THE TASK:
Set down exactly the lines from the one containing "What text is on this page?" through the last line of the data below, and no others.

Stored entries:
————————

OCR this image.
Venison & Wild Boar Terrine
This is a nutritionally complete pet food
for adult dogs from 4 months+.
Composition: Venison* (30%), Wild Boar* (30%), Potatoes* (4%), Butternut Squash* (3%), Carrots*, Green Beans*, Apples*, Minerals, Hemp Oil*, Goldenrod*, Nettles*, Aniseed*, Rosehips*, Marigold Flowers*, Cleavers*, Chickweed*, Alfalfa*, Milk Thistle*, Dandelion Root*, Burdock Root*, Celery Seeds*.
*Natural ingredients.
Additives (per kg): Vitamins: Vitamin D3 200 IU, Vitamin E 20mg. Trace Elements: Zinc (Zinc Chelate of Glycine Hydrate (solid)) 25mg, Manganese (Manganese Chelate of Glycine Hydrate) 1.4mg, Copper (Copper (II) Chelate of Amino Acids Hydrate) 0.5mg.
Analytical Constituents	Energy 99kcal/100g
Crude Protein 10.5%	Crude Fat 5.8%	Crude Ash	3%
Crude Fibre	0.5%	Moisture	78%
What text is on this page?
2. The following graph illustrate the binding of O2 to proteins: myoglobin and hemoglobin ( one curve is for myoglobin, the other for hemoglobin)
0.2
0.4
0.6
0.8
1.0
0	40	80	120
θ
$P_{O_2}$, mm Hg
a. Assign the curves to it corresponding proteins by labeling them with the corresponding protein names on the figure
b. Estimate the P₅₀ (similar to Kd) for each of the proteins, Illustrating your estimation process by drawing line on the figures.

————————

SOLUTION TO THE EXERCISE:
What text is on this page?
2. The following graph illustrate the binding of O2 to proteins: myoglobin and hemoglobin ( one curve is for myoglobin, the other for hemoglobin)
0.2
0.4
0.6
0.8
1.0
0	40	80	120
θ
$P_{O_2}$, mm Hg
a. Assign the curves to it corresponding proteins by labeling them with the corresponding protein names on the figure
b. Estimate the P₅₀ (similar to Kd) for each of the proteins, Illustrating your estimation process by drawing line on the figures.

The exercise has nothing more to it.